The data:
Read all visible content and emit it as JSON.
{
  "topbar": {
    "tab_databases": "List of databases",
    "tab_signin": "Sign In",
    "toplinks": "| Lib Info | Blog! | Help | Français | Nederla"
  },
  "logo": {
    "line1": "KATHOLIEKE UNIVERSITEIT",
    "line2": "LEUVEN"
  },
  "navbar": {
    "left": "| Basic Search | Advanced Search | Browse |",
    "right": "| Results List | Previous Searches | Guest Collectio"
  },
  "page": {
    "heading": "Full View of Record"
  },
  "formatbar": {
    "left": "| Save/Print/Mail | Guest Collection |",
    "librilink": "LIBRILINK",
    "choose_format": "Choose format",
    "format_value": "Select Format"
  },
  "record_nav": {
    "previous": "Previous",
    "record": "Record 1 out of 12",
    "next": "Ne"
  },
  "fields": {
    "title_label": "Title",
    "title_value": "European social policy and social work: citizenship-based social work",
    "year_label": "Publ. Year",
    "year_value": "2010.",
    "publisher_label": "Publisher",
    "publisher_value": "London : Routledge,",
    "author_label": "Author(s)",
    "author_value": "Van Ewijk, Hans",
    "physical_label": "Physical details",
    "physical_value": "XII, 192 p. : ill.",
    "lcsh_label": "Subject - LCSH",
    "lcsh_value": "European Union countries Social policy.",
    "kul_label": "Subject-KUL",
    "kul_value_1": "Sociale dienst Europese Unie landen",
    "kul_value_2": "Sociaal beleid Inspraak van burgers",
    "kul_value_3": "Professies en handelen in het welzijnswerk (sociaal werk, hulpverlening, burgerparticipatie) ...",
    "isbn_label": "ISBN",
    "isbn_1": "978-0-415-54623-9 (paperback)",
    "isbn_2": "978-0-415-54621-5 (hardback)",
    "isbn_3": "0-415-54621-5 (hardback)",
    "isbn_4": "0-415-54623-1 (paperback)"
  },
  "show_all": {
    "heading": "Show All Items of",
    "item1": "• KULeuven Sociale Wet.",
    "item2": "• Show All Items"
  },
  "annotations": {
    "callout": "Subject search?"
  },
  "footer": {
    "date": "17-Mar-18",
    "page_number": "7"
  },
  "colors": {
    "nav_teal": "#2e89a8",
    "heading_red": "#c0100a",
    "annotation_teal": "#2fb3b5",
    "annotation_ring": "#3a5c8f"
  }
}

Challenge:
Please reproduce each line exactly as written.

Final answer:
Read all visible content and emit it as JSON.
{
  "topbar": {
    "tab_databases": "List of databases",
    "tab_signin": "Sign In",
    "toplinks": "| Lib Info | Blog! | Help | Français | Nederla"
  },
  "logo": {
    "line1": "KATHOLIEKE UNIVERSITEIT",
    "line2": "LEUVEN"
  },
  "navbar": {
    "left": "| Basic Search | Advanced Search | Browse |",
    "right": "| Results List | Previous Searches | Guest Collectio"
  },
  "page": {
    "heading": "Full View of Record"
  },
  "formatbar": {
    "left": "| Save/Print/Mail | Guest Collection |",
    "librilink": "LIBRILINK",
    "choose_format": "Choose format",
    "format_value": "Select Format"
  },
  "record_nav": {
    "previous": "Previous",
    "record": "Record 1 out of 12",
    "next": "Ne"
  },
  "fields": {
    "title_label": "Title",
    "title_value": "European social policy and social work: citizenship-based social work",
    "year_label": "Publ. Year",
    "year_value": "2010.",
    "publisher_label": "Publisher",
    "publisher_value": "London : Routledge,",
    "author_label": "Author(s)",
    "author_value": "Van Ewijk, Hans",
    "physical_label": "Physical details",
    "physical_value": "XII, 192 p. : ill.",
    "lcsh_label": "Subject - LCSH",
    "lcsh_value": "European Union countries Social policy.",
    "kul_label": "Subject-KUL",
    "kul_value_1": "Sociale dienst Europese Unie landen",
    "kul_value_2": "Sociaal beleid Inspraak van burgers",
    "kul_value_3": "Professies en handelen in het welzijnswerk (sociaal werk, hulpverlening, burgerparticipatie) ...",
    "isbn_label": "ISBN",
    "isbn_1": "978-0-415-54623-9 (paperback)",
    "isbn_2": "978-0-415-54621-5 (hardback)",
    "isbn_3": "0-415-54621-5 (hardback)",
    "isbn_4": "0-415-54623-1 (paperback)"
  },
  "show_all": {
    "heading": "Show All Items of",
    "item1": "• KULeuven Sociale Wet.",
    "item2": "• Show All Items"
  },
  "annotations": {
    "callout": "Subject search?"
  },
  "footer": {
    "date": "17-Mar-18",
    "page_number": "7"
  },
  "colors": {
    "nav_teal": "#2e89a8",
    "heading_red": "#c0100a",
    "annotation_teal": "#2fb3b5",
    "annotation_ring": "#3a5c8f"
  }
}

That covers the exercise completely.